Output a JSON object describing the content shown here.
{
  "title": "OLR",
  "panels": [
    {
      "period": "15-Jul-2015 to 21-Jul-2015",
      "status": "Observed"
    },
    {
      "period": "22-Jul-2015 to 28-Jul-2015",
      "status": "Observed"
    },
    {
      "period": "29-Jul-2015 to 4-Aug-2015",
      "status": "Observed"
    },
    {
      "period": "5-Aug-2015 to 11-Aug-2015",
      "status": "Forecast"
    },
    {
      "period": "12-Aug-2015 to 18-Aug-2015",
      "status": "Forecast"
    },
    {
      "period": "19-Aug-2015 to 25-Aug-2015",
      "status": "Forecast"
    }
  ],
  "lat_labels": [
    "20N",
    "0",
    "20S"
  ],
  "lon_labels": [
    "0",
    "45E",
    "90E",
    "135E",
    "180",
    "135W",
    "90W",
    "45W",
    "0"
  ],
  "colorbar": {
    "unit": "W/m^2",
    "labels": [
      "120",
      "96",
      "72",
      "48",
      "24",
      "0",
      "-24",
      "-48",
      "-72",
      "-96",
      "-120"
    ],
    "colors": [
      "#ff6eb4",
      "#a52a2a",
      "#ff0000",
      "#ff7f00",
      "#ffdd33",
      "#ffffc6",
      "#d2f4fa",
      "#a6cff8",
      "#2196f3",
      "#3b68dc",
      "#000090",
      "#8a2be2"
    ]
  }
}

........

**WORK TO DO**
Select and copy every line of the material that holds the string "period".

**ANSWER TO THE EXERCISE**
      "period": "15-Jul-2015 to 21-Jul-2015",
      "period": "22-Jul-2015 to 28-Jul-2015",
      "period": "29-Jul-2015 to 4-Aug-2015",
      "period": "5-Aug-2015 to 11-Aug-2015",
      "period": "12-Aug-2015 to 18-Aug-2015",
      "period": "19-Aug-2015 to 25-Aug-2015",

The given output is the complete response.